*GIVEN EXERCISE A:*
The market bottoms text gives a short bulleted summary of why more downside is expected. List each item that summary says has not yet bottomed, peaked, or capitulated.

-- begin READING TEXT --

Market Bottoms and Bear Market Rallies

In an editorial we published a couple of weeks ago, we helped contextualize (fairly brilliantly in my completely unbiased opinion) which part of the cycle we may currently be in (spoiler: not at the bottom). For those of you who are busier than a crypto bankruptcy lawyer in 2022, the TL;DR of why we think there’s still downside ahead of us is:

  • Valuations haven’t bottomed yet.
  • PMIs haven’t bottomed yet.
  • Interest rates (read: hawkishness from the Fed) haven’t peaked yet.
  • Positioning hasn’t capitulated yet (i.e. sentiment can get worse).

There’s also a plethora of other indicators used by people much smarter than me that tend to point to the same conclusion:

This makes intuitive sense:

  • Despite some easing of lockdowns and the market getting very excited about it, China’s complete reopening is still unclear (and growing evidence of protest in the streets has been met by the strongest month for Chinese equities since the 1990s… go figure), which matters to pretty much everyone as they have been responsible for 30% of global economic growth since 2013 (No Xi, No Party).

-- end READING TEXT --
-- begin DATA EXTRACT --

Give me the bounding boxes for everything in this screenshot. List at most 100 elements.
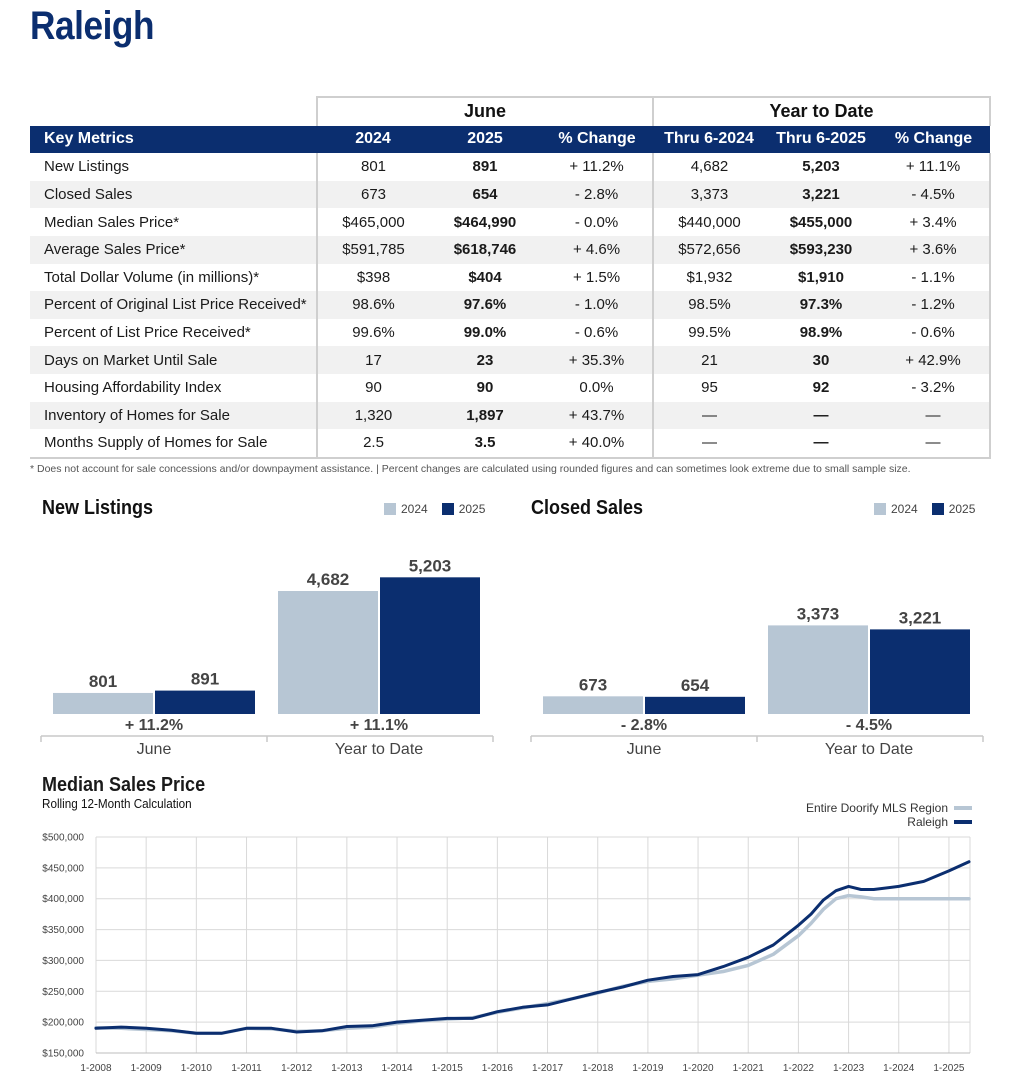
metric-label: Inventory of Homes for Sale [30,401,318,430]
x-tick-label: 1-2025 [933,1063,965,1074]
metric-value: + 11.1% [877,153,992,181]
metric-value: $398 [356,268,391,286]
metric-value: 654 [429,180,541,209]
metric-value: - 0.6% [574,324,619,342]
bar-value-label: 801 [89,672,117,691]
metric-value: $618,746 [429,235,541,264]
legend-swatch-2025 [441,503,454,515]
metric-value: 90 [476,379,494,397]
x-tick-label: 1-2021 [733,1063,765,1074]
column-header: Thru 6-2025 [765,125,877,154]
metric-value: 3,373 [652,180,765,209]
metric-value: + 4.6% [541,235,653,264]
bar-2025 [380,577,480,714]
change-label: + 11.1% [350,717,408,734]
metric-value: $572,656 [652,235,765,264]
legend-item-2024: 2024 [384,502,428,516]
metric-value: — [765,429,877,459]
metric-value: - 1.0% [541,291,653,319]
table-row: Percent of Original List Price Received*… [30,291,992,319]
metric-value: 99.6% [352,324,395,342]
metric-value: — [652,401,765,430]
table-row: Average Sales Price* $591,785 $618,746 + 4.… [30,235,992,264]
metric-value: - 1.1% [877,263,992,292]
new-listings-legend: 2024 2025 [370,502,485,516]
metric-value: $464,990 [453,213,517,231]
metric-value: 2.5 [317,429,429,459]
metric-value: — [877,401,992,430]
metric-value: + 42.9% [877,346,992,374]
metric-value: 0.0% [579,379,614,397]
bar-value-label: 5,203 [409,556,452,575]
legend-item-2024: 2024 [874,502,918,516]
metric-label: Average Sales Price* [30,235,318,264]
table-row: Inventory of Homes for Sale 1,320 1,897 + 4… [30,401,992,430]
bar-value-label: 891 [191,670,219,689]
table-row: New Listings 801 891 + 11.2% 4,682 5,203 + 11.… [30,153,992,181]
y-tick-label: $250,000 [42,987,84,998]
group-header-blank [30,97,317,126]
metric-value: 5,203 [802,158,840,176]
table-row: Closed Sales 673 654- 2.8% 3,373 3,221- 4.5% [30,180,992,209]
metric-value: - 0.0% [574,213,619,231]
metric-value: - 0.6% [877,318,992,347]
new-listings-title: New Listings [42,497,154,519]
metric-value: 30 [765,346,877,374]
table-row: Days on Market Until Sale 17 23 + 35.3% 21 30… [30,346,992,374]
group-header-june: June [316,96,654,126]
metric-label: Closed Sales [30,180,318,209]
metric-value: — [652,429,765,459]
table-row: Months Supply of Homes for Sale 2.5 3.5 + 4… [30,429,992,459]
metric-value: 3.5 [429,429,541,459]
category-label: Year to Date [825,741,913,758]
metric-value: $404 [468,268,502,286]
bar-2024 [53,692,153,714]
metric-label: Percent of Original List Price Received* [30,291,318,319]
footnote: * Does not account for sale concessions … [30,463,911,475]
x-tick-label: 1-2024 [883,1063,915,1074]
legend-item-region: Entire Doorify MLS Region [806,801,972,815]
key-metrics-table-wrap: June Year to Date Key Metrics 2024 2025 … [30,96,992,459]
column-header: 2024 [317,125,429,154]
metric-value: 673 [317,180,429,209]
metric-value: 97.6% [429,291,541,319]
x-tick-label: 1-2013 [331,1063,363,1074]
column-header: Thru 6-2024 [653,125,765,154]
metric-value: $593,230 [765,235,877,264]
x-tick-label: 1-2022 [783,1063,815,1074]
closed-sales-chart: 673 654 - 2.8% June 3,373 3,221 - 4.5% Year to … [530,604,984,758]
table-row: Median Sales Price* $465,000 $464,990 - 0.0… [30,208,992,236]
metric-value: + 11.2% [569,158,624,176]
legend-swatch-2024 [384,503,396,515]
metric-value: $440,000 [652,208,765,236]
metric-value: $1,932 [652,263,765,292]
column-header: 2025 [429,125,541,154]
metric-value: 99.0% [463,324,507,342]
new-listings-chart: 801 891 + 11.2% June 4,682 5,203 + 11.1% Year t… [40,556,494,758]
metrics-body: New Listings 801 891 + 11.2% 4,682 5,203 + 11.… [30,153,992,459]
closed-sales-title: Closed Sales [531,497,644,519]
x-tick-label: 1-2014 [381,1063,413,1074]
metric-value: - 2.8% [541,180,653,209]
table-row: Total Dollar Volume (in millions)* $398 $4… [30,263,992,292]
legend-label: Entire Doorify MLS Region [805,801,948,815]
x-tick-label: 1-2011 [231,1063,262,1074]
column-header: % Change [877,125,991,154]
x-tick-label: 1-2008 [80,1063,112,1074]
metric-value: — [877,429,992,459]
page-title: Raleigh [30,4,155,48]
metric-value: 3,221 [765,180,877,209]
bar-2025 [155,690,255,714]
change-label: - 2.8% [621,717,667,734]
legend-line-raleigh [954,820,972,824]
metric-value: $591,785 [317,235,429,264]
metric-label: Days on Market Until Sale [30,346,318,374]
median-price-chart: $150,000 $200,000 $250,000 $300,000 $350,000… [42,833,971,1074]
column-header-row: Key Metrics 2024 2025 % Change Thru 6-20… [30,125,991,154]
metric-value: 97.3% [765,291,877,319]
y-tick-label: $300,000 [42,956,84,967]
y-tick-label: $400,000 [42,894,84,905]
change-label: - 4.5% [846,717,892,734]
metric-value: 92 [812,379,830,397]
legend-item-2025: 2025 [441,502,485,516]
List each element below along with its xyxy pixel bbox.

-- end DATA EXTRACT --

*GIVEN EXERCISE B:*
In the rows, copy the lines from the one holding "metric-label: Inventory of" through the one holding "metric-value: - 0.6% [877,318,992,347]", including both of those lines.

*TASK OUTPUT A:*
- Valuations
- PMIs
- Interest rates (hawkishness from the Fed)
- Positioning (sentiment)

*TASK OUTPUT B:*
metric-label: Inventory of Homes for Sale [30,401,318,430]
x-tick-label: 1-2025 [933,1063,965,1074]
metric-value: + 11.1% [877,153,992,181]
metric-value: $398 [356,268,391,286]
metric-value: 654 [429,180,541,209]
metric-value: - 0.6% [574,324,619,342]
bar-value-label: 801 [89,672,117,691]
metric-value: $618,746 [429,235,541,264]
legend-swatch-2025 [441,503,454,515]
metric-value: 90 [476,379,494,397]
x-tick-label: 1-2021 [733,1063,765,1074]
column-header: Thru 6-2025 [765,125,877,154]
metric-value: 3,373 [652,180,765,209]
metric-value: + 4.6% [541,235,653,264]
bar-2025 [380,577,480,714]
change-label: + 11.1% [350,717,408,734]
metric-value: $572,656 [652,235,765,264]
legend-item-2024: 2024 [384,502,428,516]
metric-value: — [765,429,877,459]
metric-value: - 1.0% [541,291,653,319]
table-row: Percent of Original List Price Received*… [30,291,992,319]
metric-value: 99.6% [352,324,395,342]
metric-value: — [652,401,765,430]
table-row: Average Sales Price* $591,785 $618,746 + 4.… [30,235,992,264]
metric-value: - 1.1% [877,263,992,292]
new-listings-legend: 2024 2025 [370,502,485,516]
metric-value: $464,990 [453,213,517,231]
metric-value: 2.5 [317,429,429,459]
metric-value: — [877,401,992,430]
metric-value: + 42.9% [877,346,992,374]
metric-value: 0.0% [579,379,614,397]
bar-value-label: 5,203 [409,556,452,575]
legend-item-2024: 2024 [874,502,918,516]
metric-label: Average Sales Price* [30,235,318,264]
table-row: Inventory of Homes for Sale 1,320 1,897 + 4… [30,401,992,430]
bar-value-label: 891 [191,670,219,689]
table-row: New Listings 801 891 + 11.2% 4,682 5,203 + 11.… [30,153,992,181]
y-tick-label: $250,000 [42,987,84,998]
group-header-blank [30,97,317,126]
metric-value: 5,203 [802,158,840,176]
table-row: Closed Sales 673 654- 2.8% 3,373 3,221- 4.5% [30,180,992,209]
metric-value: - 0.0% [574,213,619,231]
metric-value: - 0.6% [877,318,992,347]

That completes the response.